◆ MATERIALS PROVIDED
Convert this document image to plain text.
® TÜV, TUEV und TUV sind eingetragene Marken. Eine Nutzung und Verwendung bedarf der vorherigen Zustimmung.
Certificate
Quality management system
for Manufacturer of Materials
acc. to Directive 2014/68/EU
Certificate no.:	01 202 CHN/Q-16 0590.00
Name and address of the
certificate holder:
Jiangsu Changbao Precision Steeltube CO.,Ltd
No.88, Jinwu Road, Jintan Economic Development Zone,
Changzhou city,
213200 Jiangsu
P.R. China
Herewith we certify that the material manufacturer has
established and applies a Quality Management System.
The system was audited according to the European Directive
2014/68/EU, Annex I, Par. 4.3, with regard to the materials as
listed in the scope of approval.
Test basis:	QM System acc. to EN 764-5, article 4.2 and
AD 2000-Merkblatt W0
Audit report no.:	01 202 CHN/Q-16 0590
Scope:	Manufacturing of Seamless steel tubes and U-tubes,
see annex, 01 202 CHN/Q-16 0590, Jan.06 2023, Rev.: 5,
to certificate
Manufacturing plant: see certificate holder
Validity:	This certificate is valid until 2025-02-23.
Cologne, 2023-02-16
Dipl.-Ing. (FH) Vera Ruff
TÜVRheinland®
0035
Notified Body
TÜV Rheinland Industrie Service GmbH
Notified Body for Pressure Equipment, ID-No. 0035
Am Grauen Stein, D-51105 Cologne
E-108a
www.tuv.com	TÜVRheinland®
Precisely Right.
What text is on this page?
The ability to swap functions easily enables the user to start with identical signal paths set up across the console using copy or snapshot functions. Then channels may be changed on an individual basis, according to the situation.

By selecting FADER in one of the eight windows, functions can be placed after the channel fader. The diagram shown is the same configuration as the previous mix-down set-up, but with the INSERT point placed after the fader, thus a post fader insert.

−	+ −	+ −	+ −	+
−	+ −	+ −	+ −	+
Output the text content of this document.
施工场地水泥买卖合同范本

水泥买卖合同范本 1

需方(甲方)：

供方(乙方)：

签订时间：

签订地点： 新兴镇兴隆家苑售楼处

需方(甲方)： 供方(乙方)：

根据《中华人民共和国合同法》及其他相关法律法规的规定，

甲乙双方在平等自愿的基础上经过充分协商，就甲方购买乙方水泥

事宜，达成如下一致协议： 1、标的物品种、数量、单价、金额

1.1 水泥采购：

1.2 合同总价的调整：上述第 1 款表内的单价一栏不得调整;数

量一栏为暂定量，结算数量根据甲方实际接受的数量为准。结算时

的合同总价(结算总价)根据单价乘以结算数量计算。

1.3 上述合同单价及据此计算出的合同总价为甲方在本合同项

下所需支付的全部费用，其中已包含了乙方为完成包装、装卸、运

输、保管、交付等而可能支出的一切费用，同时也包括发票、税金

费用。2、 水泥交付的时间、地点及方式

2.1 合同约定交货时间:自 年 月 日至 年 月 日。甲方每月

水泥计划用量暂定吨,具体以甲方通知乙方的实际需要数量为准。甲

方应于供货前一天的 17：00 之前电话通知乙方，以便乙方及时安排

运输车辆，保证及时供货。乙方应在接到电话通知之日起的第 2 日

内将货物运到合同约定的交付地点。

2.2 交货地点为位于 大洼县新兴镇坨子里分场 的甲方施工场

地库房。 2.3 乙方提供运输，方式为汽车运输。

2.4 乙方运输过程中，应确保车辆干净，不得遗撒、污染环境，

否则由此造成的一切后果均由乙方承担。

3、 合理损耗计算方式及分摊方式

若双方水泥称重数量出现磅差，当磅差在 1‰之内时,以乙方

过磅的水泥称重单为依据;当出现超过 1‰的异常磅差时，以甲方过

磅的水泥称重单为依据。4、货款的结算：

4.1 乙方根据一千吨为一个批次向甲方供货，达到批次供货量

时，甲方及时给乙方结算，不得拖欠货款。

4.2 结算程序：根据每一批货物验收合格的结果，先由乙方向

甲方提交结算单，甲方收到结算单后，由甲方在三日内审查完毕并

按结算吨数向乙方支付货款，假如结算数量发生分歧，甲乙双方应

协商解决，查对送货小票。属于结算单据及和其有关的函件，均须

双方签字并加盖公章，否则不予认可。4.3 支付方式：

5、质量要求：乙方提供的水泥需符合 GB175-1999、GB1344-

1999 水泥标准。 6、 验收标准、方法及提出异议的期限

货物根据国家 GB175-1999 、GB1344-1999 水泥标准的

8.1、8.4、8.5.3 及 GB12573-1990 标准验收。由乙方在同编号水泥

◆ WHAT THIS TASK INVOLVES
Recopy the entries above in their entirety, exactly.

◆ WRITTEN RESPONSE
Convert this document image to plain text.
® TÜV, TUEV und TUV sind eingetragene Marken. Eine Nutzung und Verwendung bedarf der vorherigen Zustimmung.
Certificate
Quality management system
for Manufacturer of Materials
acc. to Directive 2014/68/EU
Certificate no.:	01 202 CHN/Q-16 0590.00
Name and address of the
certificate holder:
Jiangsu Changbao Precision Steeltube CO.,Ltd
No.88, Jinwu Road, Jintan Economic Development Zone,
Changzhou city,
213200 Jiangsu
P.R. China
Herewith we certify that the material manufacturer has
established and applies a Quality Management System.
The system was audited according to the European Directive
2014/68/EU, Annex I, Par. 4.3, with regard to the materials as
listed in the scope of approval.
Test basis:	QM System acc. to EN 764-5, article 4.2 and
AD 2000-Merkblatt W0
Audit report no.:	01 202 CHN/Q-16 0590
Scope:	Manufacturing of Seamless steel tubes and U-tubes,
see annex, 01 202 CHN/Q-16 0590, Jan.06 2023, Rev.: 5,
to certificate
Manufacturing plant: see certificate holder
Validity:	This certificate is valid until 2025-02-23.
Cologne, 2023-02-16
Dipl.-Ing. (FH) Vera Ruff
TÜVRheinland®
0035
Notified Body
TÜV Rheinland Industrie Service GmbH
Notified Body for Pressure Equipment, ID-No. 0035
Am Grauen Stein, D-51105 Cologne
E-108a
www.tuv.com	TÜVRheinland®
Precisely Right.
What text is on this page?
The ability to swap functions easily enables the user to start with identical signal paths set up across the console using copy or snapshot functions. Then channels may be changed on an individual basis, according to the situation.

By selecting FADER in one of the eight windows, functions can be placed after the channel fader. The diagram shown is the same configuration as the previous mix-down set-up, but with the INSERT point placed after the fader, thus a post fader insert.

−	+ −	+ −	+ −	+
−	+ −	+ −	+ −	+
Output the text content of this document.
施工场地水泥买卖合同范本

水泥买卖合同范本 1

需方(甲方)：

供方(乙方)：

签订时间：

签订地点： 新兴镇兴隆家苑售楼处

需方(甲方)： 供方(乙方)：

根据《中华人民共和国合同法》及其他相关法律法规的规定，

甲乙双方在平等自愿的基础上经过充分协商，就甲方购买乙方水泥

事宜，达成如下一致协议： 1、标的物品种、数量、单价、金额

1.1 水泥采购：

1.2 合同总价的调整：上述第 1 款表内的单价一栏不得调整;数

量一栏为暂定量，结算数量根据甲方实际接受的数量为准。结算时

的合同总价(结算总价)根据单价乘以结算数量计算。

1.3 上述合同单价及据此计算出的合同总价为甲方在本合同项

下所需支付的全部费用，其中已包含了乙方为完成包装、装卸、运

输、保管、交付等而可能支出的一切费用，同时也包括发票、税金

费用。2、 水泥交付的时间、地点及方式

2.1 合同约定交货时间:自 年 月 日至 年 月 日。甲方每月

水泥计划用量暂定吨,具体以甲方通知乙方的实际需要数量为准。甲

方应于供货前一天的 17：00 之前电话通知乙方，以便乙方及时安排

运输车辆，保证及时供货。乙方应在接到电话通知之日起的第 2 日

内将货物运到合同约定的交付地点。

2.2 交货地点为位于 大洼县新兴镇坨子里分场 的甲方施工场

地库房。 2.3 乙方提供运输，方式为汽车运输。

2.4 乙方运输过程中，应确保车辆干净，不得遗撒、污染环境，

否则由此造成的一切后果均由乙方承担。

3、 合理损耗计算方式及分摊方式

若双方水泥称重数量出现磅差，当磅差在 1‰之内时,以乙方

过磅的水泥称重单为依据;当出现超过 1‰的异常磅差时，以甲方过

磅的水泥称重单为依据。4、货款的结算：

4.1 乙方根据一千吨为一个批次向甲方供货，达到批次供货量

时，甲方及时给乙方结算，不得拖欠货款。

4.2 结算程序：根据每一批货物验收合格的结果，先由乙方向

甲方提交结算单，甲方收到结算单后，由甲方在三日内审查完毕并

按结算吨数向乙方支付货款，假如结算数量发生分歧，甲乙双方应

协商解决，查对送货小票。属于结算单据及和其有关的函件，均须

双方签字并加盖公章，否则不予认可。4.3 支付方式：

5、质量要求：乙方提供的水泥需符合 GB175-1999、GB1344-

1999 水泥标准。 6、 验收标准、方法及提出异议的期限

货物根据国家 GB175-1999 、GB1344-1999 水泥标准的

8.1、8.4、8.5.3 及 GB12573-1990 标准验收。由乙方在同编号水泥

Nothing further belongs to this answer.